Records for the task:
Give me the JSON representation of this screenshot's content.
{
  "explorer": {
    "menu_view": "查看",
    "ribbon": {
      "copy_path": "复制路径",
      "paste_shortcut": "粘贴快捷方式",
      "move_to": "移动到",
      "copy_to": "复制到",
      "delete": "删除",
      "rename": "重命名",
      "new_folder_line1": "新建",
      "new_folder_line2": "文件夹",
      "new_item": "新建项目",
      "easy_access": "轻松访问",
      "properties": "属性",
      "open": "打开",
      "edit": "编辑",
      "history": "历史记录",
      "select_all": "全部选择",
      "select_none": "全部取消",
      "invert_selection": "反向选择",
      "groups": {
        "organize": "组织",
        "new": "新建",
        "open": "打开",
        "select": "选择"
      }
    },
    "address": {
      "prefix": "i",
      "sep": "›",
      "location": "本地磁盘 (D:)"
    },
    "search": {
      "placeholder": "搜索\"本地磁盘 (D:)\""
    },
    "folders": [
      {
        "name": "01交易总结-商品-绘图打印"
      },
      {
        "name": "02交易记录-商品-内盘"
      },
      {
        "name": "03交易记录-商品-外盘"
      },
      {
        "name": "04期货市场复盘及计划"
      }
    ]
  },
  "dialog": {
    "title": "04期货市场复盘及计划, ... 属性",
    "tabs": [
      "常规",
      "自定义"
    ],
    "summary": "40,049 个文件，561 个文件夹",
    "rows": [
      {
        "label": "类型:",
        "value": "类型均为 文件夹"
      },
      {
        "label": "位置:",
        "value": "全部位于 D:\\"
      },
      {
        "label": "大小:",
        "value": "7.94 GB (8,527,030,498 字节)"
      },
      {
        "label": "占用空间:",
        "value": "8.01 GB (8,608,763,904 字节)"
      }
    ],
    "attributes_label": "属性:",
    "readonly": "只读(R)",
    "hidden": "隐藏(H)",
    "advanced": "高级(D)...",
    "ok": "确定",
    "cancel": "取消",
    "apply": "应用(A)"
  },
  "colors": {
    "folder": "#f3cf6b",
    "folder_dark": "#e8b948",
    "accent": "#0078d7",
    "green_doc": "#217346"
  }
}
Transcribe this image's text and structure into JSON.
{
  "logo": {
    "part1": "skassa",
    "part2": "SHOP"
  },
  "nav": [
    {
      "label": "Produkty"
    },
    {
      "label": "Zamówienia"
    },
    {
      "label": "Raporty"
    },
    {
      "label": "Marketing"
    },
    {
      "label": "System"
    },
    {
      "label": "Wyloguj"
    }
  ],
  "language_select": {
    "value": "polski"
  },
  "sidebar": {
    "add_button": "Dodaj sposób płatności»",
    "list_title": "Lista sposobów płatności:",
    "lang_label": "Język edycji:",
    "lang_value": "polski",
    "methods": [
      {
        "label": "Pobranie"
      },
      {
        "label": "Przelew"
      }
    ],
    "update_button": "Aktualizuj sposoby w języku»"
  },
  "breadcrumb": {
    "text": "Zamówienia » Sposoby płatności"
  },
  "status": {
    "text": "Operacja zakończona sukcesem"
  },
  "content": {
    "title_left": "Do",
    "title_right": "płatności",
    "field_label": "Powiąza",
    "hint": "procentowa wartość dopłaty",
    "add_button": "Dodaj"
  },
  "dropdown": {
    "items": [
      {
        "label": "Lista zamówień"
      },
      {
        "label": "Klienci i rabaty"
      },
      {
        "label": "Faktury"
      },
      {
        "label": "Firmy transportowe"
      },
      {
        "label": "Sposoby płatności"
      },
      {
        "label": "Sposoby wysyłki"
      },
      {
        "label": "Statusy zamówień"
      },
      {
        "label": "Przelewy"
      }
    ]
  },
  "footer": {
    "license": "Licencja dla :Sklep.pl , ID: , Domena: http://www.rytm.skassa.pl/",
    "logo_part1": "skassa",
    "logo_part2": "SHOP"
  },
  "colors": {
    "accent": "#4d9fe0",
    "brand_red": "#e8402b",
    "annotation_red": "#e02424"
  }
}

What to produce:
Reproduce the entries above in full, verbatim.

Complete output:
Give me the JSON representation of this screenshot's content.
{
  "explorer": {
    "menu_view": "查看",
    "ribbon": {
      "copy_path": "复制路径",
      "paste_shortcut": "粘贴快捷方式",
      "move_to": "移动到",
      "copy_to": "复制到",
      "delete": "删除",
      "rename": "重命名",
      "new_folder_line1": "新建",
      "new_folder_line2": "文件夹",
      "new_item": "新建项目",
      "easy_access": "轻松访问",
      "properties": "属性",
      "open": "打开",
      "edit": "编辑",
      "history": "历史记录",
      "select_all": "全部选择",
      "select_none": "全部取消",
      "invert_selection": "反向选择",
      "groups": {
        "organize": "组织",
        "new": "新建",
        "open": "打开",
        "select": "选择"
      }
    },
    "address": {
      "prefix": "i",
      "sep": "›",
      "location": "本地磁盘 (D:)"
    },
    "search": {
      "placeholder": "搜索\"本地磁盘 (D:)\""
    },
    "folders": [
      {
        "name": "01交易总结-商品-绘图打印"
      },
      {
        "name": "02交易记录-商品-内盘"
      },
      {
        "name": "03交易记录-商品-外盘"
      },
      {
        "name": "04期货市场复盘及计划"
      }
    ]
  },
  "dialog": {
    "title": "04期货市场复盘及计划, ... 属性",
    "tabs": [
      "常规",
      "自定义"
    ],
    "summary": "40,049 个文件，561 个文件夹",
    "rows": [
      {
        "label": "类型:",
        "value": "类型均为 文件夹"
      },
      {
        "label": "位置:",
        "value": "全部位于 D:\\"
      },
      {
        "label": "大小:",
        "value": "7.94 GB (8,527,030,498 字节)"
      },
      {
        "label": "占用空间:",
        "value": "8.01 GB (8,608,763,904 字节)"
      }
    ],
    "attributes_label": "属性:",
    "readonly": "只读(R)",
    "hidden": "隐藏(H)",
    "advanced": "高级(D)...",
    "ok": "确定",
    "cancel": "取消",
    "apply": "应用(A)"
  },
  "colors": {
    "folder": "#f3cf6b",
    "folder_dark": "#e8b948",
    "accent": "#0078d7",
    "green_doc": "#217346"
  }
}
Transcribe this image's text and structure into JSON.
{
  "logo": {
    "part1": "skassa",
    "part2": "SHOP"
  },
  "nav": [
    {
      "label": "Produkty"
    },
    {
      "label": "Zamówienia"
    },
    {
      "label": "Raporty"
    },
    {
      "label": "Marketing"
    },
    {
      "label": "System"
    },
    {
      "label": "Wyloguj"
    }
  ],
  "language_select": {
    "value": "polski"
  },
  "sidebar": {
    "add_button": "Dodaj sposób płatności»",
    "list_title": "Lista sposobów płatności:",
    "lang_label": "Język edycji:",
    "lang_value": "polski",
    "methods": [
      {
        "label": "Pobranie"
      },
      {
        "label": "Przelew"
      }
    ],
    "update_button": "Aktualizuj sposoby w języku»"
  },
  "breadcrumb": {
    "text": "Zamówienia » Sposoby płatności"
  },
  "status": {
    "text": "Operacja zakończona sukcesem"
  },
  "content": {
    "title_left": "Do",
    "title_right": "płatności",
    "field_label": "Powiąza",
    "hint": "procentowa wartość dopłaty",
    "add_button": "Dodaj"
  },
  "dropdown": {
    "items": [
      {
        "label": "Lista zamówień"
      },
      {
        "label": "Klienci i rabaty"
      },
      {
        "label": "Faktury"
      },
      {
        "label": "Firmy transportowe"
      },
      {
        "label": "Sposoby płatności"
      },
      {
        "label": "Sposoby wysyłki"
      },
      {
        "label": "Statusy zamówień"
      },
      {
        "label": "Przelewy"
      }
    ]
  },
  "footer": {
    "license": "Licencja dla :Sklep.pl , ID: , Domena: http://www.rytm.skassa.pl/",
    "logo_part1": "skassa",
    "logo_part2": "SHOP"
  },
  "colors": {
    "accent": "#4d9fe0",
    "brand_red": "#e8402b",
    "annotation_red": "#e02424"
  }
}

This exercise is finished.